Problem A - In the article on forest owners cooperating with recreational entrepreneurs, why does Ylönen say a landowner cannot expect large payments? Answer in one to three sentences.
Problem B - In the article on forest owners cooperating with recreational entrepreneurs, take the passage from "But what about" up to and including "and photography tours." and swap "survey" for "questionnaire".

But what about cost?

According to Lilja-Rothsten and Ylönen, forest owners find the idea of co-operation with entrepreneurs attractive. 70 percent of the 1,000 forest owners who responded to a survey by Tapio, could see their way to agreeing even on forest management measures with entrepreneurs providing recreational services. Forest owners were interested in the use of their forests for such purposes as eco-tourism, hunting, gathering berries and mushrooms and photography tours.

However, pricing the use of forests is complicated. “The compensation depends on where, for example, the beautiful scenery is located and whether the forest in question has attracted interest,” Lilja-Rothsten says.

Ylönen believes that forest owners and entrepreneurs will find each other especially where there are no national parks with their support services nearby. “In this case, the landowner could make a bit of money from supplying firewood for the campfire,” Ylönen suggests.

When Ylönen takes a group into the woods to pick mushrooms, the compensation to the forest owner is a few tens of euros. “There is lot of competition in the nature and adventure business. The prices to the customers should remain reasonable, so the landowner cannot expect huge payments.”

“For a Finn, it’s a matter of honour to find good mushroom and berry spots without help from others, but my customers have enjoyed the social experience and the recreational values of a joint excursion,” says Ylönen.

The guide will be completed in November and will be published on Tapio’s website in Finnish.

Listed records -
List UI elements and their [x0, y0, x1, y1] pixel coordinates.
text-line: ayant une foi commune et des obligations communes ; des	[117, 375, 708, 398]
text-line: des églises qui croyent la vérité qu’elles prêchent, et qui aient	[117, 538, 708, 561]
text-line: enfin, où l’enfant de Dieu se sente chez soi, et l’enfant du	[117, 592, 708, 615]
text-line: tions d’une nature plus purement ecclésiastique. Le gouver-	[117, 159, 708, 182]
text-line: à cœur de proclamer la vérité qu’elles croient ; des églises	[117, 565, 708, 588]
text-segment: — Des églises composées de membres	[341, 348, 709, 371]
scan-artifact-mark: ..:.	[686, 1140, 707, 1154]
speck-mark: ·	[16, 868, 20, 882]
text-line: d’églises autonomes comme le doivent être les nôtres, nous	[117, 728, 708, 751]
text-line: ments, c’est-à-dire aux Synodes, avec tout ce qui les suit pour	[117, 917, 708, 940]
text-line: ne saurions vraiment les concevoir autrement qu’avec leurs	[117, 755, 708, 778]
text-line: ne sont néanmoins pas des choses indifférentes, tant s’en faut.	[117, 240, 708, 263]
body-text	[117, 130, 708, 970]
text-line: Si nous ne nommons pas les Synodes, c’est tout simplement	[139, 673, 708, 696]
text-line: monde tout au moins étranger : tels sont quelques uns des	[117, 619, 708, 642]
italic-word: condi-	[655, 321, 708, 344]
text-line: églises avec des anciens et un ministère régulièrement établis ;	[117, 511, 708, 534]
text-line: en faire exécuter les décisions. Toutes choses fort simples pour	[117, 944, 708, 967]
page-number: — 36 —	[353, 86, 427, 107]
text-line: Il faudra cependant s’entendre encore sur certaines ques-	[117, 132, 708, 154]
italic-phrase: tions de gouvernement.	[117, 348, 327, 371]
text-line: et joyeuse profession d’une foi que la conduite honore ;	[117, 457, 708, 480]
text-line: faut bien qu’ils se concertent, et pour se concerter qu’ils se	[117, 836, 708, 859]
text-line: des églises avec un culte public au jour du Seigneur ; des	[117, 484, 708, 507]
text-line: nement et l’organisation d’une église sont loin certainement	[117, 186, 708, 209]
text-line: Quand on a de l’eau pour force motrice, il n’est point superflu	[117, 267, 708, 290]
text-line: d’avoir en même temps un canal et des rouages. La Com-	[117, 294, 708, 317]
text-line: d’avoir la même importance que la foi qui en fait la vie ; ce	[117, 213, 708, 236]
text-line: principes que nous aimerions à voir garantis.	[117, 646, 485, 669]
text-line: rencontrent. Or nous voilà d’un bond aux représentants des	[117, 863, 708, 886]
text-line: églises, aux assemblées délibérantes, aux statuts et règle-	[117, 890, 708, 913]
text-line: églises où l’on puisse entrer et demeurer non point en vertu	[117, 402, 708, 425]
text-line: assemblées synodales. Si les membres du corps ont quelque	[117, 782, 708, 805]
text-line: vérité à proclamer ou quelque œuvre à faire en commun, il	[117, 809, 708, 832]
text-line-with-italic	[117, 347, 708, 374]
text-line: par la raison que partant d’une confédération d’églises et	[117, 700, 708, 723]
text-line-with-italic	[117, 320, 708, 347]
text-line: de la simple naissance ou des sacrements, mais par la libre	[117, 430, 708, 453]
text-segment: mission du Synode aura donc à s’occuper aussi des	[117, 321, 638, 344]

Exercise answer A - The nature and adventure business faces a lot of competition, so prices to customers have to stay reasonable. That leaves the forest owner only modest compensation, such as a few tens of euros for a mushroom-picking trip.

Exercise answer B -
But what about cost?

According to Lilja-Rothsten and Ylönen, forest owners find the idea of co-operation with entrepreneurs attractive. 70 percent of the 1,000 forest owners who responded to a questionnaire by Tapio, could see their way to agreeing even on forest management measures with entrepreneurs providing recreational services. Forest owners were interested in the use of their forests for such purposes as eco-tourism, hunting, gathering berries and mushrooms and photography tours.